Work to be completed:
Scan the entries below and count the lines holding the string "name". Supply only the number.

* START *

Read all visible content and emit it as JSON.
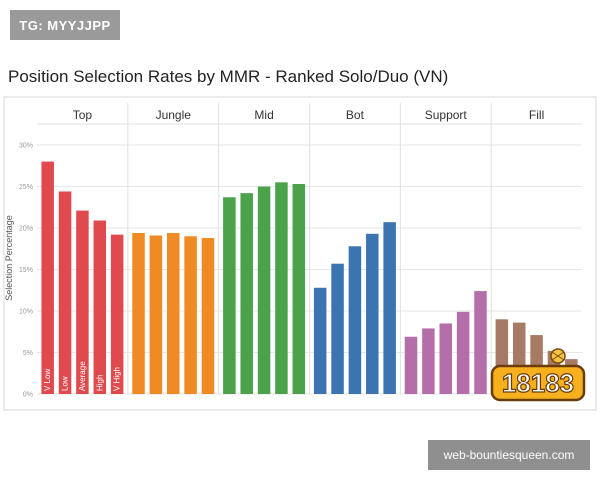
{
  "tag": "TG: MYYJJPP",
  "watermark": "web-bountiesqueen.com",
  "logo": {
    "text": "18183",
    "icon": "game-site-logo-icon"
  },
  "colors": {
    "Top": "#e04a4f",
    "Jungle": "#f08a25",
    "Mid": "#4ba24a",
    "Bot": "#3c74b2",
    "Support": "#b46eaa",
    "Fill": "#a67a64"
  },
  "chart_data": {
    "type": "bar",
    "title": "Position Selection Rates by MMR - Ranked Solo/Duo (VN)",
    "ylabel": "Selection Percentage",
    "xlabel": "",
    "ylim": [
      0,
      30
    ],
    "yticks": [
      "0%",
      "5%",
      "10%",
      "15%",
      "20%",
      "25%",
      "30%"
    ],
    "grid": true,
    "groups": [
      "Top",
      "Jungle",
      "Mid",
      "Bot",
      "Support",
      "Fill"
    ],
    "mmr_tiers": [
      "V Low",
      "Low",
      "Average",
      "High",
      "V High"
    ],
    "series": [
      {
        "name": "Top",
        "values": [
          28.0,
          24.4,
          22.1,
          20.9,
          19.2
        ]
      },
      {
        "name": "Jungle",
        "values": [
          19.4,
          19.1,
          19.4,
          19.0,
          18.8
        ]
      },
      {
        "name": "Mid",
        "values": [
          23.7,
          24.2,
          25.0,
          25.5,
          25.3
        ]
      },
      {
        "name": "Bot",
        "values": [
          12.8,
          15.7,
          17.8,
          19.3,
          20.7
        ]
      },
      {
        "name": "Support",
        "values": [
          6.9,
          7.9,
          8.5,
          9.9,
          12.4
        ]
      },
      {
        "name": "Fill",
        "values": [
          9.0,
          8.6,
          7.1,
          5.2,
          4.2
        ]
      }
    ]
  }
}
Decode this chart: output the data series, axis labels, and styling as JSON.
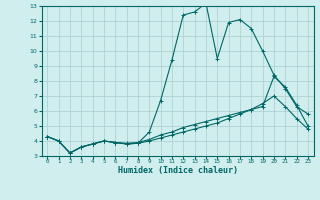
{
  "xlabel": "Humidex (Indice chaleur)",
  "ylabel": "",
  "bg_color": "#d0eeee",
  "grid_color": "#aacccc",
  "line_color": "#006666",
  "xlim": [
    -0.5,
    23.5
  ],
  "ylim": [
    3,
    13
  ],
  "xticks": [
    0,
    1,
    2,
    3,
    4,
    5,
    6,
    7,
    8,
    9,
    10,
    11,
    12,
    13,
    14,
    15,
    16,
    17,
    18,
    19,
    20,
    21,
    22,
    23
  ],
  "yticks": [
    3,
    4,
    5,
    6,
    7,
    8,
    9,
    10,
    11,
    12,
    13
  ],
  "line1_x": [
    0,
    1,
    2,
    3,
    4,
    5,
    6,
    7,
    8,
    9,
    10,
    11,
    12,
    13,
    14,
    15,
    16,
    17,
    18,
    19,
    20,
    21,
    22,
    23
  ],
  "line1_y": [
    4.3,
    4.0,
    3.2,
    3.6,
    3.8,
    4.0,
    3.9,
    3.8,
    3.85,
    4.6,
    6.7,
    9.4,
    12.4,
    12.6,
    13.2,
    9.5,
    11.9,
    12.1,
    11.5,
    10.0,
    8.4,
    7.5,
    6.3,
    5.8
  ],
  "line2_x": [
    0,
    1,
    2,
    3,
    4,
    5,
    6,
    7,
    8,
    9,
    10,
    11,
    12,
    13,
    14,
    15,
    16,
    17,
    18,
    19,
    20,
    21,
    22,
    23
  ],
  "line2_y": [
    4.3,
    4.0,
    3.2,
    3.6,
    3.8,
    4.0,
    3.9,
    3.8,
    3.85,
    4.0,
    4.2,
    4.4,
    4.6,
    4.8,
    5.0,
    5.2,
    5.5,
    5.8,
    6.1,
    6.5,
    7.0,
    6.3,
    5.5,
    4.8
  ],
  "line3_x": [
    0,
    1,
    2,
    3,
    4,
    5,
    6,
    7,
    8,
    9,
    10,
    11,
    12,
    13,
    14,
    15,
    16,
    17,
    18,
    19,
    20,
    21,
    22,
    23
  ],
  "line3_y": [
    4.3,
    4.0,
    3.2,
    3.6,
    3.8,
    4.0,
    3.9,
    3.85,
    3.9,
    4.1,
    4.4,
    4.6,
    4.9,
    5.1,
    5.3,
    5.5,
    5.7,
    5.9,
    6.1,
    6.3,
    8.3,
    7.6,
    6.4,
    5.0
  ]
}
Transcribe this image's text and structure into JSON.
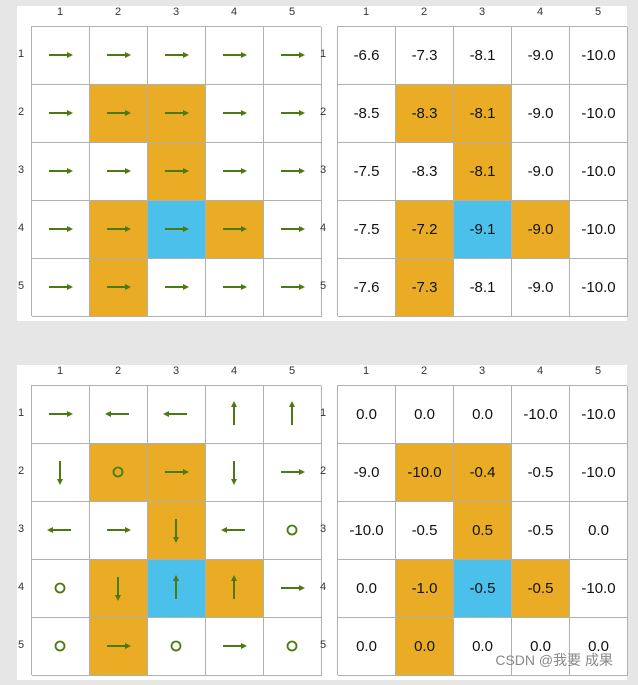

* END *

The response:
6